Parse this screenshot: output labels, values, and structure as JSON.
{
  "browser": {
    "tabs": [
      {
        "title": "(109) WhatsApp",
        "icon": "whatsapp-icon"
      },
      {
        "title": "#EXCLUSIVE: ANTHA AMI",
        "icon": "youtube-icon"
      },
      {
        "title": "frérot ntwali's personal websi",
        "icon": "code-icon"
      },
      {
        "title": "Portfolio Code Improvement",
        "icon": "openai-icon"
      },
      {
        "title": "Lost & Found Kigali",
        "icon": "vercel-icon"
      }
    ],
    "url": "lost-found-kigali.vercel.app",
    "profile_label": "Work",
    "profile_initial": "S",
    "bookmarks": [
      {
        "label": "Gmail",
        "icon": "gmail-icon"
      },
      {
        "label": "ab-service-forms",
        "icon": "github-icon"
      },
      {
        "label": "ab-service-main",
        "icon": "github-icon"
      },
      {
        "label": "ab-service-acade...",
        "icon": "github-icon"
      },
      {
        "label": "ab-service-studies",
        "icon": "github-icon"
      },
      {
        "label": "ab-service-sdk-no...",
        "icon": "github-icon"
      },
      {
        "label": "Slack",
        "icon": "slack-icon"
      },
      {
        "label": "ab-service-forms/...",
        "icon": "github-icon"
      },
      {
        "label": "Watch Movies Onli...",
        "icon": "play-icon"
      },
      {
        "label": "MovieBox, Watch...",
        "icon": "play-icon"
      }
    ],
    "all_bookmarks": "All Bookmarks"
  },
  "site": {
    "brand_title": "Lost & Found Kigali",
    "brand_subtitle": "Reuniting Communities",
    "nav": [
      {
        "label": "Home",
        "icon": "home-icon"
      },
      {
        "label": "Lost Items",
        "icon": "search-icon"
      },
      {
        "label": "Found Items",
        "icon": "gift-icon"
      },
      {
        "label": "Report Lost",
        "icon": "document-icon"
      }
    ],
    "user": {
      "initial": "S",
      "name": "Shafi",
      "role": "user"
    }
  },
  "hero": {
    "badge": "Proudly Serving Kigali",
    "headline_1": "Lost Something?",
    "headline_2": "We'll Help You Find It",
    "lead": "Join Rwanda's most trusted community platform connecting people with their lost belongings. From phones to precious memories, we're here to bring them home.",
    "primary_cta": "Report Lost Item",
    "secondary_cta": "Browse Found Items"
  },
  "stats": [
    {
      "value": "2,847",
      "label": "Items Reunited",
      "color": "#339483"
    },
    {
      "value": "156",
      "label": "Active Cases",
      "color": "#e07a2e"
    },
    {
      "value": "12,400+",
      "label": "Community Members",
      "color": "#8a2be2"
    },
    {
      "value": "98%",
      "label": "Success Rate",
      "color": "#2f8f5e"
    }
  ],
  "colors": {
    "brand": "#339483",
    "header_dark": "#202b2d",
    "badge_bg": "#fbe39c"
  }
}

= = = = = = =

_What needs to be done:_
Which lines contain "forms"? Copy each of them.

_Answer to the exercise:_
        "label": "ab-service-forms",
        "label": "ab-service-forms/...",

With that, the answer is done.